* Directive
Print all the data, keeping every line exactly as it is.

* Material for the task
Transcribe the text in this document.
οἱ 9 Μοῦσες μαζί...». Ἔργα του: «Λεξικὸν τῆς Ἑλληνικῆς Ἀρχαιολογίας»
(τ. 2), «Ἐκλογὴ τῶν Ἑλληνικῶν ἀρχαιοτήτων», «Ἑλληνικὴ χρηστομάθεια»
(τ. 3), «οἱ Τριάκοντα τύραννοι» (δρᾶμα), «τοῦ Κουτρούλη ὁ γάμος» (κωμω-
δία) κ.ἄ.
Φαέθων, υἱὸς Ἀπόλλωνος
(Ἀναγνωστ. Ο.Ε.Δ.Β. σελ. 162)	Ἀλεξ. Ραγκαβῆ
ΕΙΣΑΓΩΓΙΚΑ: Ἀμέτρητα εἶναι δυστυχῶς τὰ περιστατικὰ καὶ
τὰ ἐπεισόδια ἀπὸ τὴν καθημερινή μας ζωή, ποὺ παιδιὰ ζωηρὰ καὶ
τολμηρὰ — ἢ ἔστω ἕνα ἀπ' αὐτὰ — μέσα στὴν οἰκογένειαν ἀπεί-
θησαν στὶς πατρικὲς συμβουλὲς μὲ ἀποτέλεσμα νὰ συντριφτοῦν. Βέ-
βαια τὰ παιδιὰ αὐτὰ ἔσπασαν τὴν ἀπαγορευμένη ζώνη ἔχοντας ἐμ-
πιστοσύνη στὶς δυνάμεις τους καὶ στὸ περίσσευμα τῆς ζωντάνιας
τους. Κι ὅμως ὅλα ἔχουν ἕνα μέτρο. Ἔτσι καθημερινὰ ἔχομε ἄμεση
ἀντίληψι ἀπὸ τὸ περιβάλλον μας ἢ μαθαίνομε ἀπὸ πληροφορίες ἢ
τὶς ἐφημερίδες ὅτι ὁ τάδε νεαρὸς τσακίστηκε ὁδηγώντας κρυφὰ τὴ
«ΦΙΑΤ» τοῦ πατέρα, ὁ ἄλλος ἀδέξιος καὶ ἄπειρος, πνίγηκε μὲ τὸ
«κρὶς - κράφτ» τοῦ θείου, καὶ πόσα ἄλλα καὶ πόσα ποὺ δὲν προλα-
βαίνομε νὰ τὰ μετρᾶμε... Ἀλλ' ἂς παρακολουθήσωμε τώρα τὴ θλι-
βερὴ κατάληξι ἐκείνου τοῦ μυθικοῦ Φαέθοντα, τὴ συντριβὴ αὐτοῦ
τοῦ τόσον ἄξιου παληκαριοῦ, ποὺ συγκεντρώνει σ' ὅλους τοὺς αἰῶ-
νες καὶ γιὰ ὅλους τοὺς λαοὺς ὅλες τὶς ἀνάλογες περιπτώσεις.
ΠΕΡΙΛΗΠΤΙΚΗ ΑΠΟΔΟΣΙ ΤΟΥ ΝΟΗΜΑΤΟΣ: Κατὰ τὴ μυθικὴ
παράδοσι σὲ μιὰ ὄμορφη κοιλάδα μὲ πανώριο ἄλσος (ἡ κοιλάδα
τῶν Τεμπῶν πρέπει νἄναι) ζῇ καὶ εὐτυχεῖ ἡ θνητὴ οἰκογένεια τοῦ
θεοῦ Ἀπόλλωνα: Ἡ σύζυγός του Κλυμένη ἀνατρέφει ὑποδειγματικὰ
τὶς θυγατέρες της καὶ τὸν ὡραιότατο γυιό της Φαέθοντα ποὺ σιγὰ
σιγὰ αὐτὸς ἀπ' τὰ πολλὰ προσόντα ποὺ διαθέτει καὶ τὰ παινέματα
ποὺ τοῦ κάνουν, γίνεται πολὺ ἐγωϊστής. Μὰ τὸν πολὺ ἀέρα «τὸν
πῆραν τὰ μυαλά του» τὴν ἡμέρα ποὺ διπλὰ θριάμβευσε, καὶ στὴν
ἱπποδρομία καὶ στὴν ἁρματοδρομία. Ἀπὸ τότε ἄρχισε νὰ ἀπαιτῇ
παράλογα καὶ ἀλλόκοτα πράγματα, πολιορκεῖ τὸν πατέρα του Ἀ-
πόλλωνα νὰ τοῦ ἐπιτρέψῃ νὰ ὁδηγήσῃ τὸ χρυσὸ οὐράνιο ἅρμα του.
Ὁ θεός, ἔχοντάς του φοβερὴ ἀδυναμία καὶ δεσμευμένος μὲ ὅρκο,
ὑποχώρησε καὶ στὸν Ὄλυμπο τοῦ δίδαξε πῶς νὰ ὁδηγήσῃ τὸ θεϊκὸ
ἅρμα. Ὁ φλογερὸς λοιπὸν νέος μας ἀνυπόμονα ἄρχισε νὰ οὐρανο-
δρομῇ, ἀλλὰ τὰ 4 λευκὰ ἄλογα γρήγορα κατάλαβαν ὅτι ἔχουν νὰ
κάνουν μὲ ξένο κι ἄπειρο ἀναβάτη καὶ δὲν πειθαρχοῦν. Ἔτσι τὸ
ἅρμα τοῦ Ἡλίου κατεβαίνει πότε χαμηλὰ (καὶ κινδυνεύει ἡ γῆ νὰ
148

* Solution to the problem
Transcribe the text in this document.
οἱ 9 Μοῦσες μαζί...». Ἔργα του: «Λεξικὸν τῆς Ἑλληνικῆς Ἀρχαιολογίας»
(τ. 2), «Ἐκλογὴ τῶν Ἑλληνικῶν ἀρχαιοτήτων», «Ἑλληνικὴ χρηστομάθεια»
(τ. 3), «οἱ Τριάκοντα τύραννοι» (δρᾶμα), «τοῦ Κουτρούλη ὁ γάμος» (κωμω-
δία) κ.ἄ.
Φαέθων, υἱὸς Ἀπόλλωνος
(Ἀναγνωστ. Ο.Ε.Δ.Β. σελ. 162)	Ἀλεξ. Ραγκαβῆ
ΕΙΣΑΓΩΓΙΚΑ: Ἀμέτρητα εἶναι δυστυχῶς τὰ περιστατικὰ καὶ
τὰ ἐπεισόδια ἀπὸ τὴν καθημερινή μας ζωή, ποὺ παιδιὰ ζωηρὰ καὶ
τολμηρὰ — ἢ ἔστω ἕνα ἀπ' αὐτὰ — μέσα στὴν οἰκογένειαν ἀπεί-
θησαν στὶς πατρικὲς συμβουλὲς μὲ ἀποτέλεσμα νὰ συντριφτοῦν. Βέ-
βαια τὰ παιδιὰ αὐτὰ ἔσπασαν τὴν ἀπαγορευμένη ζώνη ἔχοντας ἐμ-
πιστοσύνη στὶς δυνάμεις τους καὶ στὸ περίσσευμα τῆς ζωντάνιας
τους. Κι ὅμως ὅλα ἔχουν ἕνα μέτρο. Ἔτσι καθημερινὰ ἔχομε ἄμεση
ἀντίληψι ἀπὸ τὸ περιβάλλον μας ἢ μαθαίνομε ἀπὸ πληροφορίες ἢ
τὶς ἐφημερίδες ὅτι ὁ τάδε νεαρὸς τσακίστηκε ὁδηγώντας κρυφὰ τὴ
«ΦΙΑΤ» τοῦ πατέρα, ὁ ἄλλος ἀδέξιος καὶ ἄπειρος, πνίγηκε μὲ τὸ
«κρὶς - κράφτ» τοῦ θείου, καὶ πόσα ἄλλα καὶ πόσα ποὺ δὲν προλα-
βαίνομε νὰ τὰ μετρᾶμε... Ἀλλ' ἂς παρακολουθήσωμε τώρα τὴ θλι-
βερὴ κατάληξι ἐκείνου τοῦ μυθικοῦ Φαέθοντα, τὴ συντριβὴ αὐτοῦ
τοῦ τόσον ἄξιου παληκαριοῦ, ποὺ συγκεντρώνει σ' ὅλους τοὺς αἰῶ-
νες καὶ γιὰ ὅλους τοὺς λαοὺς ὅλες τὶς ἀνάλογες περιπτώσεις.
ΠΕΡΙΛΗΠΤΙΚΗ ΑΠΟΔΟΣΙ ΤΟΥ ΝΟΗΜΑΤΟΣ: Κατὰ τὴ μυθικὴ
παράδοσι σὲ μιὰ ὄμορφη κοιλάδα μὲ πανώριο ἄλσος (ἡ κοιλάδα
τῶν Τεμπῶν πρέπει νἄναι) ζῇ καὶ εὐτυχεῖ ἡ θνητὴ οἰκογένεια τοῦ
θεοῦ Ἀπόλλωνα: Ἡ σύζυγός του Κλυμένη ἀνατρέφει ὑποδειγματικὰ
τὶς θυγατέρες της καὶ τὸν ὡραιότατο γυιό της Φαέθοντα ποὺ σιγὰ
σιγὰ αὐτὸς ἀπ' τὰ πολλὰ προσόντα ποὺ διαθέτει καὶ τὰ παινέματα
ποὺ τοῦ κάνουν, γίνεται πολὺ ἐγωϊστής. Μὰ τὸν πολὺ ἀέρα «τὸν
πῆραν τὰ μυαλά του» τὴν ἡμέρα ποὺ διπλὰ θριάμβευσε, καὶ στὴν
ἱπποδρομία καὶ στὴν ἁρματοδρομία. Ἀπὸ τότε ἄρχισε νὰ ἀπαιτῇ
παράλογα καὶ ἀλλόκοτα πράγματα, πολιορκεῖ τὸν πατέρα του Ἀ-
πόλλωνα νὰ τοῦ ἐπιτρέψῃ νὰ ὁδηγήσῃ τὸ χρυσὸ οὐράνιο ἅρμα του.
Ὁ θεός, ἔχοντάς του φοβερὴ ἀδυναμία καὶ δεσμευμένος μὲ ὅρκο,
ὑποχώρησε καὶ στὸν Ὄλυμπο τοῦ δίδαξε πῶς νὰ ὁδηγήσῃ τὸ θεϊκὸ
ἅρμα. Ὁ φλογερὸς λοιπὸν νέος μας ἀνυπόμονα ἄρχισε νὰ οὐρανο-
δρομῇ, ἀλλὰ τὰ 4 λευκὰ ἄλογα γρήγορα κατάλαβαν ὅτι ἔχουν νὰ
κάνουν μὲ ξένο κι ἄπειρο ἀναβάτη καὶ δὲν πειθαρχοῦν. Ἔτσι τὸ
ἅρμα τοῦ Ἡλίου κατεβαίνει πότε χαμηλὰ (καὶ κινδυνεύει ἡ γῆ νὰ
148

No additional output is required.